• WORK REQUIRED: Look through the material and copy each line holding "title".

[Raw records]
● ● ● ● ● ● ●

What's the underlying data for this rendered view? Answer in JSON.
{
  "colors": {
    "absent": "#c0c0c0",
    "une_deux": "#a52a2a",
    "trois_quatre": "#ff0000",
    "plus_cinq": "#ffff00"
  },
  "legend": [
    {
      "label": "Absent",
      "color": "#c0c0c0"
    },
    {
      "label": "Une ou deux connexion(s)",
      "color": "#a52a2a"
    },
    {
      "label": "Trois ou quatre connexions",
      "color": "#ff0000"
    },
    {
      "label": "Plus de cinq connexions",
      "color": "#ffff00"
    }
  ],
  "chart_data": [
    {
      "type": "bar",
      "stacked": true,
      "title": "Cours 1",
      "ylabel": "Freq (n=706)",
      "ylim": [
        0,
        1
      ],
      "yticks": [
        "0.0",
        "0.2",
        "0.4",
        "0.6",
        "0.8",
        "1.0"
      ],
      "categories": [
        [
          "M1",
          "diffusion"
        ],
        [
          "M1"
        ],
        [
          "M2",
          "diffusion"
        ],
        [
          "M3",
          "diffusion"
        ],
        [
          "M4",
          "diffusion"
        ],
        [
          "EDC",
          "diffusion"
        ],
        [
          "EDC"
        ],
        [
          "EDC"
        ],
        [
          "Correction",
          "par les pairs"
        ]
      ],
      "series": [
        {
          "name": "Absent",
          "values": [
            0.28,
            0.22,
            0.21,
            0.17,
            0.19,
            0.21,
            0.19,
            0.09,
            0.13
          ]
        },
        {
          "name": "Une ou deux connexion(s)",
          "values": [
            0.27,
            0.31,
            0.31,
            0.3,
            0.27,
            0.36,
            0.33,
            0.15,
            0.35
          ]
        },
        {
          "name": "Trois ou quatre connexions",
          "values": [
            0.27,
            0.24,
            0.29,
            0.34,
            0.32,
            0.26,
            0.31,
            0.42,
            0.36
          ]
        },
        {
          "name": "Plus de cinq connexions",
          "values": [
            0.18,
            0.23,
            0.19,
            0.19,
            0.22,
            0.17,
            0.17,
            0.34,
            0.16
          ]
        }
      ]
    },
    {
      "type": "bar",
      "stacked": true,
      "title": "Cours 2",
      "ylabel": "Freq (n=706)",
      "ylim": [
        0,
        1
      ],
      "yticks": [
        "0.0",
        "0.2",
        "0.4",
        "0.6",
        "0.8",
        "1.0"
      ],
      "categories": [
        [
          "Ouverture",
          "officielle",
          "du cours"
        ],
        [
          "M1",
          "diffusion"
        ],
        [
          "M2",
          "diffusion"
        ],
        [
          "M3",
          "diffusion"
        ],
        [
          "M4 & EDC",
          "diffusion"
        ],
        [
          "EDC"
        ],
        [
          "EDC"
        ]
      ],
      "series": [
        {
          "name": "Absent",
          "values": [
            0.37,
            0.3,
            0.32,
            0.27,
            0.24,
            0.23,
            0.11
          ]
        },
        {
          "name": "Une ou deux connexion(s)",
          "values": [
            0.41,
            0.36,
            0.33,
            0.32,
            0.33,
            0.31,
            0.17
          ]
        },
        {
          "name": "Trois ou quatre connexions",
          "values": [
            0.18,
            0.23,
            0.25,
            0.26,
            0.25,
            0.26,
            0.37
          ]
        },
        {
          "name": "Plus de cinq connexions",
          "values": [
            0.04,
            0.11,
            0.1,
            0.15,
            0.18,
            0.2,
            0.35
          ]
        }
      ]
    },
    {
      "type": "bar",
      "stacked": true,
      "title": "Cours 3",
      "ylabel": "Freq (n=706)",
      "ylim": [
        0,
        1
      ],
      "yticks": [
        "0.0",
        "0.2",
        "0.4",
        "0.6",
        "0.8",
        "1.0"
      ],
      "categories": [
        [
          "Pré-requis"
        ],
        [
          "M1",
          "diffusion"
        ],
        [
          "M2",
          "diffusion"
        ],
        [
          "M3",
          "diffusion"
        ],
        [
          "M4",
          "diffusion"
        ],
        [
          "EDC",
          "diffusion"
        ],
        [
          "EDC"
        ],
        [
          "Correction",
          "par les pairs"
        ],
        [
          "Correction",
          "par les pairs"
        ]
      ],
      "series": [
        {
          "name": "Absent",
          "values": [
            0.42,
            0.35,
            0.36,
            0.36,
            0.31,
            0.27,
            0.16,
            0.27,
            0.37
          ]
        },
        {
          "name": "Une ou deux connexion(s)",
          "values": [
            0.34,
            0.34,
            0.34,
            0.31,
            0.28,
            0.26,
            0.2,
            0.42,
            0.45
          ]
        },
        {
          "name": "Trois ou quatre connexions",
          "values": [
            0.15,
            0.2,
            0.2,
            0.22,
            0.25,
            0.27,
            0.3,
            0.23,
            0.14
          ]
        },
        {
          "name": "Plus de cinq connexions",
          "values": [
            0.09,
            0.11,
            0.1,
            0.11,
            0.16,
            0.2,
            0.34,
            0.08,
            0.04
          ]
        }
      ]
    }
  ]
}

● ● ● ● ● ● ●

• TASK RESPONSE:
      "title": "Cours 1",
      "title": "Cours 2",
      "title": "Cours 3",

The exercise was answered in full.